Your instructions:
Reproduce all the records, swapping every occurrence of "data-point" for "data-marker" and changing nothing else. Omit the pictures from your answer.

Dataset excerpts:

— BEGIN —

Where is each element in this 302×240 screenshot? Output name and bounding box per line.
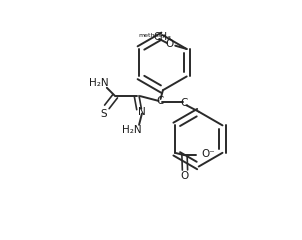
- Text: C: C: [181, 98, 188, 108]
- Text: methoxy: methoxy: [138, 33, 166, 38]
- Text: CH₃: CH₃: [153, 32, 172, 42]
- Text: H₂N: H₂N: [89, 78, 108, 88]
- Text: O: O: [180, 171, 189, 181]
- Text: O: O: [166, 39, 174, 49]
- Text: O⁻: O⁻: [201, 150, 215, 159]
- Text: S: S: [101, 108, 107, 119]
- Text: C: C: [157, 96, 164, 106]
- Text: N: N: [138, 107, 146, 117]
- Text: H₂N: H₂N: [122, 125, 142, 135]
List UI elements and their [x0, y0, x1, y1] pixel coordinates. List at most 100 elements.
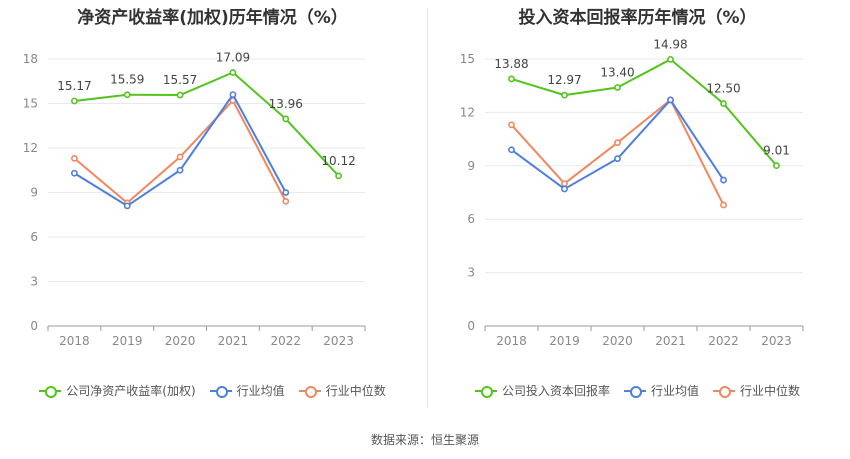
legend-marker-icon — [215, 385, 228, 398]
data-point — [561, 185, 568, 193]
y-tick-label: 6 — [467, 212, 475, 226]
data-point — [71, 169, 78, 177]
x-tick-label: 2021 — [218, 334, 249, 348]
x-tick-label: 2022 — [270, 334, 301, 348]
legend-marker-icon — [629, 385, 642, 398]
x-tick-label: 2020 — [165, 334, 196, 348]
x-tick-label: 2023 — [323, 334, 354, 348]
data-point — [720, 100, 727, 107]
data-label: 15.59 — [110, 73, 144, 87]
x-tick-label: 2019 — [549, 334, 580, 348]
x-tick-label: 2019 — [112, 334, 143, 348]
x-tick-label: 2020 — [602, 334, 633, 348]
y-tick-label: 3 — [30, 275, 38, 289]
legend-item[interactable]: 行业均值 — [623, 382, 699, 399]
y-tick-label: 15 — [460, 52, 475, 66]
legend-swatch-icon — [209, 385, 232, 398]
legend-swatch-icon — [474, 385, 497, 398]
data-point — [614, 84, 621, 91]
y-tick-label: 6 — [30, 230, 38, 244]
legend-label: 行业均值 — [236, 384, 285, 398]
y-tick-label: 15 — [23, 97, 38, 111]
x-tick-label: 2022 — [708, 334, 739, 348]
legend-label: 行业均值 — [650, 384, 699, 398]
data-label: 17.09 — [216, 50, 250, 64]
panel-divider — [427, 8, 428, 408]
legend-item[interactable]: 公司投入资本回报率 — [474, 382, 610, 399]
data-point — [229, 91, 237, 98]
series-line — [73, 93, 287, 207]
legend-marker-icon — [45, 385, 58, 398]
legend-item[interactable]: 行业中位数 — [298, 382, 386, 399]
legend-item[interactable]: 行业中位数 — [713, 382, 800, 399]
roe-chart-panel: 净资产收益率(加权)历年情况（%） 0 3 6 9 12 15 18 2018 2019 2020… — [0, 0, 425, 410]
legend-marker-icon — [480, 385, 493, 398]
data-point — [720, 201, 727, 209]
chart-legend: 公司净资产收益率(加权) 行业均值 行业中位数 — [0, 382, 425, 399]
legend-marker-icon — [304, 385, 317, 398]
data-point — [614, 139, 621, 147]
data-point — [561, 180, 568, 187]
legend-swatch-icon — [298, 385, 321, 398]
x-tick-label: 2021 — [655, 334, 686, 348]
legend-item[interactable]: 公司净资产收益率(加权) — [39, 382, 196, 399]
data-point — [229, 69, 237, 76]
series-line — [510, 98, 725, 206]
y-tick-label: 18 — [23, 52, 38, 66]
data-point — [282, 189, 290, 196]
data-point — [508, 146, 515, 154]
data-point — [561, 91, 568, 99]
y-tick-label: 12 — [23, 141, 38, 155]
y-tick-label: 9 — [30, 186, 38, 200]
series-line — [511, 58, 778, 167]
x-tick-label: 2023 — [761, 334, 792, 348]
series-line — [74, 71, 340, 177]
series-line — [73, 99, 287, 204]
data-label: 10.12 — [321, 154, 355, 168]
legend-label: 行业中位数 — [325, 384, 386, 398]
data-source-note: 数据来源：恒生聚源 — [370, 433, 479, 447]
data-point — [71, 154, 78, 162]
data-point — [614, 155, 621, 163]
data-point — [508, 121, 515, 129]
x-tick-label: 2018 — [496, 334, 527, 348]
data-label: 9.01 — [763, 144, 790, 158]
data-point — [508, 75, 515, 83]
chart-legend: 公司投入资本回报率 行业均值 行业中位数 — [425, 382, 850, 399]
legend-label: 公司投入资本回报率 — [501, 384, 610, 398]
y-tick-label: 12 — [460, 105, 475, 119]
roic-chart-plot: 0 3 6 9 12 15 2018 2019 2020 2021 2022 2023 13.88 12.… — [460, 37, 804, 348]
legend-label: 行业中位数 — [740, 384, 801, 398]
data-label: 14.98 — [653, 37, 687, 51]
legend-swatch-icon — [39, 385, 62, 398]
data-point — [720, 176, 727, 184]
data-label: 12.97 — [547, 73, 581, 87]
roe-chart-plot: 0 3 6 9 12 15 18 2018 2019 2020 2021 2022 2023 15.17 1… — [23, 50, 366, 348]
data-point — [176, 153, 184, 161]
x-tick-label: 2018 — [59, 334, 90, 348]
data-label: 13.40 — [600, 65, 634, 79]
data-point — [176, 91, 184, 99]
y-tick-label: 9 — [467, 159, 475, 173]
legend-marker-icon — [719, 385, 731, 398]
data-point — [123, 91, 131, 99]
legend-swatch-icon — [713, 385, 735, 398]
y-tick-label: 0 — [467, 319, 475, 333]
data-label: 13.88 — [494, 57, 528, 71]
data-point — [773, 162, 780, 170]
legend-label: 公司净资产收益率(加权) — [66, 384, 196, 398]
chart-title: 净资产收益率(加权)历年情况（%） — [77, 8, 348, 28]
data-label: 15.17 — [57, 79, 91, 93]
legend-item[interactable]: 行业均值 — [209, 382, 285, 399]
data-point — [282, 197, 290, 205]
legend-swatch-icon — [623, 385, 646, 398]
chart-title: 投入资本回报率历年情况（%） — [518, 8, 757, 28]
y-tick-label: 3 — [467, 266, 475, 280]
data-point — [667, 55, 674, 63]
data-label: 15.57 — [163, 73, 197, 87]
data-label: 13.96 — [269, 97, 303, 111]
roic-chart-panel: 投入资本回报率历年情况（%） 0 3 6 9 12 15 2018 2019 2020 2021 2… — [425, 0, 850, 410]
data-point — [335, 172, 342, 180]
y-tick-label: 0 — [30, 319, 38, 333]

— END —

Response to this task:
Where is each element in this 302×240 screenshot? Output name and bounding box per line.
- Text: C: C: [181, 98, 188, 108]
- Text: methoxy: methoxy: [138, 33, 166, 38]
- Text: CH₃: CH₃: [153, 32, 172, 42]
- Text: H₂N: H₂N: [89, 78, 108, 88]
- Text: O: O: [180, 171, 189, 181]
- Text: O: O: [166, 39, 174, 49]
- Text: O⁻: O⁻: [201, 150, 215, 159]
- Text: S: S: [101, 108, 107, 119]
- Text: C: C: [157, 96, 164, 106]
- Text: N: N: [138, 107, 146, 117]
- Text: H₂N: H₂N: [122, 125, 142, 135]
List UI elements and their [x0, y0, x1, y1] pixel coordinates. List at most 100 elements.
legend-marker-icon — [215, 385, 228, 398]
data-marker — [561, 185, 568, 193]
y-tick-label: 6 — [467, 212, 475, 226]
data-marker — [71, 169, 78, 177]
x-tick-label: 2021 — [218, 334, 249, 348]
x-tick-label: 2022 — [270, 334, 301, 348]
legend-marker-icon — [629, 385, 642, 398]
x-tick-label: 2020 — [165, 334, 196, 348]
x-tick-label: 2023 — [323, 334, 354, 348]
data-marker — [720, 100, 727, 107]
data-label: 15.59 — [110, 73, 144, 87]
x-tick-label: 2019 — [549, 334, 580, 348]
x-tick-label: 2019 — [112, 334, 143, 348]
x-tick-label: 2020 — [602, 334, 633, 348]
y-tick-label: 3 — [30, 275, 38, 289]
legend-item[interactable]: 行业均值 — [623, 382, 699, 399]
y-tick-label: 15 — [460, 52, 475, 66]
legend-swatch-icon — [209, 385, 232, 398]
legend-swatch-icon — [474, 385, 497, 398]
data-marker — [614, 84, 621, 91]
y-tick-label: 6 — [30, 230, 38, 244]
legend-label: 行业均值 — [236, 384, 285, 398]
y-tick-label: 15 — [23, 97, 38, 111]
x-tick-label: 2022 — [708, 334, 739, 348]
legend-label: 行业均值 — [650, 384, 699, 398]
data-label: 17.09 — [216, 50, 250, 64]
panel-divider — [427, 8, 428, 408]
legend-item[interactable]: 公司投入资本回报率 — [474, 382, 610, 399]
data-marker — [229, 91, 237, 98]
series-line — [73, 93, 287, 207]
legend-marker-icon — [45, 385, 58, 398]
legend-item[interactable]: 行业中位数 — [298, 382, 386, 399]
legend-item[interactable]: 行业中位数 — [713, 382, 800, 399]
roe-chart-panel: 净资产收益率(加权)历年情况（%） 0 3 6 9 12 15 18 2018 2019 2020… — [0, 0, 425, 410]
legend-marker-icon — [480, 385, 493, 398]
data-marker — [720, 201, 727, 209]
chart-legend: 公司净资产收益率(加权) 行业均值 行业中位数 — [0, 382, 425, 399]
legend-marker-icon — [304, 385, 317, 398]
data-marker — [614, 139, 621, 147]
data-marker — [561, 180, 568, 187]
legend-swatch-icon — [298, 385, 321, 398]
x-tick-label: 2021 — [655, 334, 686, 348]
legend-item[interactable]: 公司净资产收益率(加权) — [39, 382, 196, 399]
data-marker — [229, 69, 237, 76]
series-line — [510, 98, 725, 206]
y-tick-label: 18 — [23, 52, 38, 66]
data-marker — [282, 189, 290, 196]
data-marker — [508, 146, 515, 154]
data-marker — [561, 91, 568, 99]
y-tick-label: 12 — [23, 141, 38, 155]
y-tick-label: 9 — [30, 186, 38, 200]
series-line — [511, 58, 778, 167]
x-tick-label: 2023 — [761, 334, 792, 348]
series-line — [74, 71, 340, 177]
series-line — [73, 99, 287, 204]
data-label: 10.12 — [321, 154, 355, 168]
legend-label: 行业中位数 — [325, 384, 386, 398]
data-source-note: 数据来源：恒生聚源 — [370, 433, 479, 447]
data-marker — [71, 154, 78, 162]
data-marker — [614, 155, 621, 163]
data-marker — [508, 121, 515, 129]
x-tick-label: 2018 — [496, 334, 527, 348]
data-label: 9.01 — [763, 144, 790, 158]
data-marker — [508, 75, 515, 83]
chart-legend: 公司投入资本回报率 行业均值 行业中位数 — [425, 382, 850, 399]
legend-label: 公司投入资本回报率 — [501, 384, 610, 398]
y-tick-label: 12 — [460, 105, 475, 119]
roic-chart-plot: 0 3 6 9 12 15 2018 2019 2020 2021 2022 2023 13.88 12.… — [460, 37, 804, 348]
legend-label: 行业中位数 — [740, 384, 801, 398]
data-label: 14.98 — [653, 37, 687, 51]
legend-swatch-icon — [39, 385, 62, 398]
data-marker — [720, 176, 727, 184]
data-label: 12.97 — [547, 73, 581, 87]
roe-chart-plot: 0 3 6 9 12 15 18 2018 2019 2020 2021 2022 2023 15.17 1… — [23, 50, 366, 348]
data-marker — [176, 153, 184, 161]
x-tick-label: 2018 — [59, 334, 90, 348]
data-label: 13.40 — [600, 65, 634, 79]
data-marker — [176, 91, 184, 99]
y-tick-label: 9 — [467, 159, 475, 173]
legend-marker-icon — [719, 385, 731, 398]
data-marker — [123, 91, 131, 99]
legend-swatch-icon — [713, 385, 735, 398]
y-tick-label: 0 — [467, 319, 475, 333]
data-label: 13.88 — [494, 57, 528, 71]
data-marker — [773, 162, 780, 170]
legend-label: 公司净资产收益率(加权) — [66, 384, 196, 398]
chart-title: 净资产收益率(加权)历年情况（%） — [77, 8, 348, 28]
data-label: 15.17 — [57, 79, 91, 93]
legend-item[interactable]: 行业均值 — [209, 382, 285, 399]
data-marker — [282, 197, 290, 205]
legend-swatch-icon — [623, 385, 646, 398]
chart-title: 投入资本回报率历年情况（%） — [518, 8, 757, 28]
y-tick-label: 3 — [467, 266, 475, 280]
data-marker — [667, 55, 674, 63]
data-label: 15.57 — [163, 73, 197, 87]
data-label: 13.96 — [269, 97, 303, 111]
roic-chart-panel: 投入资本回报率历年情况（%） 0 3 6 9 12 15 2018 2019 2020 2021 2… — [425, 0, 850, 410]
data-marker — [335, 172, 342, 180]
y-tick-label: 0 — [30, 319, 38, 333]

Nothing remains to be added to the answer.